**Work to complete**
Say how many lines hold the string "Byte", and nothing more.

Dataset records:
• • • • •
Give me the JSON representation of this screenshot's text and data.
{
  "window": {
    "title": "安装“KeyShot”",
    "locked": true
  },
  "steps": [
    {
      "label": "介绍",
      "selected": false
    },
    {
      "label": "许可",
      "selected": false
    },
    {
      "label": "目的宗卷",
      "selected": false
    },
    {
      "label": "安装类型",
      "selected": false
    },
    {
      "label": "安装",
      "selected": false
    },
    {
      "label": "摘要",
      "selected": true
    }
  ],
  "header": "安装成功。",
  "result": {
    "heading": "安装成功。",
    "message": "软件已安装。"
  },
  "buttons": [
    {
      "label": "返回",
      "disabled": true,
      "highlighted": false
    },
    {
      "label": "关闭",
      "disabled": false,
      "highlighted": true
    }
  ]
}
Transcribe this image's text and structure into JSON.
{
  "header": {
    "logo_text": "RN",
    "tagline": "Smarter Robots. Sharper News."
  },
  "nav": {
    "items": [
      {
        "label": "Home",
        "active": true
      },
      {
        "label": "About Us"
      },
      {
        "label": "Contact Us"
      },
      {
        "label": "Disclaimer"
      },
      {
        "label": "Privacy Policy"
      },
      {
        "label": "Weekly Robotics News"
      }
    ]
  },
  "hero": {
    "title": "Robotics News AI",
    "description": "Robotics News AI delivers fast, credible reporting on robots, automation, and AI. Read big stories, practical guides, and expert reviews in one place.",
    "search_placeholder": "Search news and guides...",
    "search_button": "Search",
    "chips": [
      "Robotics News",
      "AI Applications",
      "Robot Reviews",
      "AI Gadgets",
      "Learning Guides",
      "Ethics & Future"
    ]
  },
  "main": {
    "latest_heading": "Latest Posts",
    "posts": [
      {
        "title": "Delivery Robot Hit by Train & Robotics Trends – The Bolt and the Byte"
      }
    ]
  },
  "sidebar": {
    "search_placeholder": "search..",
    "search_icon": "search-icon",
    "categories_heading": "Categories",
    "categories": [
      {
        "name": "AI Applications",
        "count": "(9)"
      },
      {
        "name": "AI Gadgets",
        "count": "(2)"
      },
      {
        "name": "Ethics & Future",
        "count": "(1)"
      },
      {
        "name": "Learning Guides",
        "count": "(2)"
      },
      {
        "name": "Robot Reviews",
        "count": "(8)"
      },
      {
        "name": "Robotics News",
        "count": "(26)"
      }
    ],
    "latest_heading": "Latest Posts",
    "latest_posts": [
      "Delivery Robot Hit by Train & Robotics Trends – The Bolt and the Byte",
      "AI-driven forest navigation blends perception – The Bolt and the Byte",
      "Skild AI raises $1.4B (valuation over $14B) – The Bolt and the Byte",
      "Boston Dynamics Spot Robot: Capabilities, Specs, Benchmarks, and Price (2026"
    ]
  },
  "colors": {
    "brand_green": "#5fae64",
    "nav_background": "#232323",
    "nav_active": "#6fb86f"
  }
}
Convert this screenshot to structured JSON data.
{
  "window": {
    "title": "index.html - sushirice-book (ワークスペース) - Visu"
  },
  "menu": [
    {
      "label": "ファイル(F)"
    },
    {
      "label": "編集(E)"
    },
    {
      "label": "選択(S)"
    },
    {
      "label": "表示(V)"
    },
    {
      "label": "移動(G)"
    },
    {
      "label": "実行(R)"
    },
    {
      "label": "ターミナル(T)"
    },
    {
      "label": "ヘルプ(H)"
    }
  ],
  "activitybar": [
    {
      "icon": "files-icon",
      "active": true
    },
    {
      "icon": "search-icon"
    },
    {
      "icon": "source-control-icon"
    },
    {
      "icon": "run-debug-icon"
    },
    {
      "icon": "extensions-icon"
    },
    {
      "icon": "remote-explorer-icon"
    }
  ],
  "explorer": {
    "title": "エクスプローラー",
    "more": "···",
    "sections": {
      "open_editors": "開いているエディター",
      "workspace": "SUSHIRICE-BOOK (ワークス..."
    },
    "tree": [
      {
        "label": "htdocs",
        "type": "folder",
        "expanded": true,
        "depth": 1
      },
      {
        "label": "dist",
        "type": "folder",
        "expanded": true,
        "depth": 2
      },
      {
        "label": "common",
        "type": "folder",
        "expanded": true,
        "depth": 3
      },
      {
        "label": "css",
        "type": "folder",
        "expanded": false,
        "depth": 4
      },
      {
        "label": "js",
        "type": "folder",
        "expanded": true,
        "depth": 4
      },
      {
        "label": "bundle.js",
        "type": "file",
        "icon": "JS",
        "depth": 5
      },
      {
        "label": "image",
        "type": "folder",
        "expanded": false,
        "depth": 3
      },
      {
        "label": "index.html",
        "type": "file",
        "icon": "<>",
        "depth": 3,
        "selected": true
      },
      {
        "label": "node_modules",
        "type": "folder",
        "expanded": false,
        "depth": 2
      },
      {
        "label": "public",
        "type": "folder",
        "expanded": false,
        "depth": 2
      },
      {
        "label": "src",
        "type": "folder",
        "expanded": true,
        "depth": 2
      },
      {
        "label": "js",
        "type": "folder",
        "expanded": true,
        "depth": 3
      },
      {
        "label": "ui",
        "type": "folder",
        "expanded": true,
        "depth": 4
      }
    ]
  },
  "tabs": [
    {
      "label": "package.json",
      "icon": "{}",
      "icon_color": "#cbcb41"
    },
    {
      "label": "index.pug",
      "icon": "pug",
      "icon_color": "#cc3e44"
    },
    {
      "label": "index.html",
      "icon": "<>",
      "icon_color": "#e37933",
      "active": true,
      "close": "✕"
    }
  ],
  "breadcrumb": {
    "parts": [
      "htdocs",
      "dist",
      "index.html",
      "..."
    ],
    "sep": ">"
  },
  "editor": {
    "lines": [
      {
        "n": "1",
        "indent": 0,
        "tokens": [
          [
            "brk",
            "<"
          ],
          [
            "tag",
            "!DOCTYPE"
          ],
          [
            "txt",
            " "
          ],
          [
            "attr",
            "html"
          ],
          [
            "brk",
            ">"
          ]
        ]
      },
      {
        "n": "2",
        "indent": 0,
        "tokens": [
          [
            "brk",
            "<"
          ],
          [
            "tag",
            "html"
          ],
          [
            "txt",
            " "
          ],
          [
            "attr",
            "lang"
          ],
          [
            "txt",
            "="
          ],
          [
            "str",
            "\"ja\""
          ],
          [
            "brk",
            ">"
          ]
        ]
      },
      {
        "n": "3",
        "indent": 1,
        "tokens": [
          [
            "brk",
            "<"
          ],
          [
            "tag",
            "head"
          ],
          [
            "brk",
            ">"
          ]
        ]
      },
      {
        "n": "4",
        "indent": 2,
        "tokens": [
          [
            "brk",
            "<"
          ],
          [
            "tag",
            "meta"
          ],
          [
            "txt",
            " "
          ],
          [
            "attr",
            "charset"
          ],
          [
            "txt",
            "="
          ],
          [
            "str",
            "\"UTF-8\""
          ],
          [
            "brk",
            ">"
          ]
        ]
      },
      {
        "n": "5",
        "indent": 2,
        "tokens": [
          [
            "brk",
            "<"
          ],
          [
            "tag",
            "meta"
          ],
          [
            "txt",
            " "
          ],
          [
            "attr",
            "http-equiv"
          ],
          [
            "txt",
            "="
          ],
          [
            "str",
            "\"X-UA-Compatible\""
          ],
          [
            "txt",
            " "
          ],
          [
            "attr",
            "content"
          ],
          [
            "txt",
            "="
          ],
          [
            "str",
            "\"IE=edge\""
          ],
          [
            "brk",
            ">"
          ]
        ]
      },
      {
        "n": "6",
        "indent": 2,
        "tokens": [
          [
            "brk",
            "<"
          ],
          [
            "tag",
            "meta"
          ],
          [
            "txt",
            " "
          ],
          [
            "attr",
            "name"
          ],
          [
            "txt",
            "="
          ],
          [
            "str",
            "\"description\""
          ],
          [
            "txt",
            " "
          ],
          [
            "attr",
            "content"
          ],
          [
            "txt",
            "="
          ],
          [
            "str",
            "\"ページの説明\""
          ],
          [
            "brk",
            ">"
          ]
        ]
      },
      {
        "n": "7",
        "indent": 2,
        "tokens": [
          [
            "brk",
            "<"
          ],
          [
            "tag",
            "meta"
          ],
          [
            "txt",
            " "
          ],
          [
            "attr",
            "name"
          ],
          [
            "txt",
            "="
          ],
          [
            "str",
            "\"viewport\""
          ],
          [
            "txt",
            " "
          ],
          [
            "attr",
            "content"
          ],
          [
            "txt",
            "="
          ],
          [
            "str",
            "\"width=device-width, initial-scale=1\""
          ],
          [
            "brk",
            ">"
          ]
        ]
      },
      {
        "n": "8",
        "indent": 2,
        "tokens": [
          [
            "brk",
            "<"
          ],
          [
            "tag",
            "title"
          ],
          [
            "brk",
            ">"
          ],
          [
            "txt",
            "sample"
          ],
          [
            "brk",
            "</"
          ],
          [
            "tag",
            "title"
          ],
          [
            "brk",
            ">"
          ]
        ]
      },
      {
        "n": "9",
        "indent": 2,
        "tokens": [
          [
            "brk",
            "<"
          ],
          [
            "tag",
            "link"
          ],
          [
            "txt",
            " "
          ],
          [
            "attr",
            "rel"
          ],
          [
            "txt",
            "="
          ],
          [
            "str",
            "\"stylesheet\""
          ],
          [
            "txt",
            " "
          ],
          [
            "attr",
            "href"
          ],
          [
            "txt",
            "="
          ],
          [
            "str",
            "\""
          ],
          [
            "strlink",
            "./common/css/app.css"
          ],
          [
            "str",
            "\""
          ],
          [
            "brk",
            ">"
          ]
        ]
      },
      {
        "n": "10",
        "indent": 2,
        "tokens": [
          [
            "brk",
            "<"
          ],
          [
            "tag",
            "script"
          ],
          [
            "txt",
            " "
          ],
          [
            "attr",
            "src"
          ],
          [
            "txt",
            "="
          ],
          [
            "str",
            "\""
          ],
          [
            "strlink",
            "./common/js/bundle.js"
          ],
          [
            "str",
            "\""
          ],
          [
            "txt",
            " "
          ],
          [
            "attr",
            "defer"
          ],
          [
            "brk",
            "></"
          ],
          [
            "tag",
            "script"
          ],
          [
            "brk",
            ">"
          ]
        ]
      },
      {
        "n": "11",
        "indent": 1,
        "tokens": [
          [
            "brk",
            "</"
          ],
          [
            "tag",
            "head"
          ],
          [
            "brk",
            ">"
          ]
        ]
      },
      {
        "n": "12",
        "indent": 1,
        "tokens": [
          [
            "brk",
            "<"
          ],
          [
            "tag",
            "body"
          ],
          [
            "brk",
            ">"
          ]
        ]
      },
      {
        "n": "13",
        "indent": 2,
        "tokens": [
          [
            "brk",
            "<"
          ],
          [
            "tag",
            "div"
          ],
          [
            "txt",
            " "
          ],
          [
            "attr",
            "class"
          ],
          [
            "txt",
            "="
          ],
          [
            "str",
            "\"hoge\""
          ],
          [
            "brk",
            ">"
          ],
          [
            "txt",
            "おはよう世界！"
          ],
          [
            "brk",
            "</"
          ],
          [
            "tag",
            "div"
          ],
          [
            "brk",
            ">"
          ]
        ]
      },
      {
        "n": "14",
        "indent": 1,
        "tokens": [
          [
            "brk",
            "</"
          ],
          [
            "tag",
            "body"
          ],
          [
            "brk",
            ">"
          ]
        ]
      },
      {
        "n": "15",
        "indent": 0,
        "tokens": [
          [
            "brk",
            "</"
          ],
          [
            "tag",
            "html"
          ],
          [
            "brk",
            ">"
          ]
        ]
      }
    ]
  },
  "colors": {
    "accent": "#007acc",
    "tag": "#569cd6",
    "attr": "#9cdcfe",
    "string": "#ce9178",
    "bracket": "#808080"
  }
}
• • • • •
**Exercise output**
4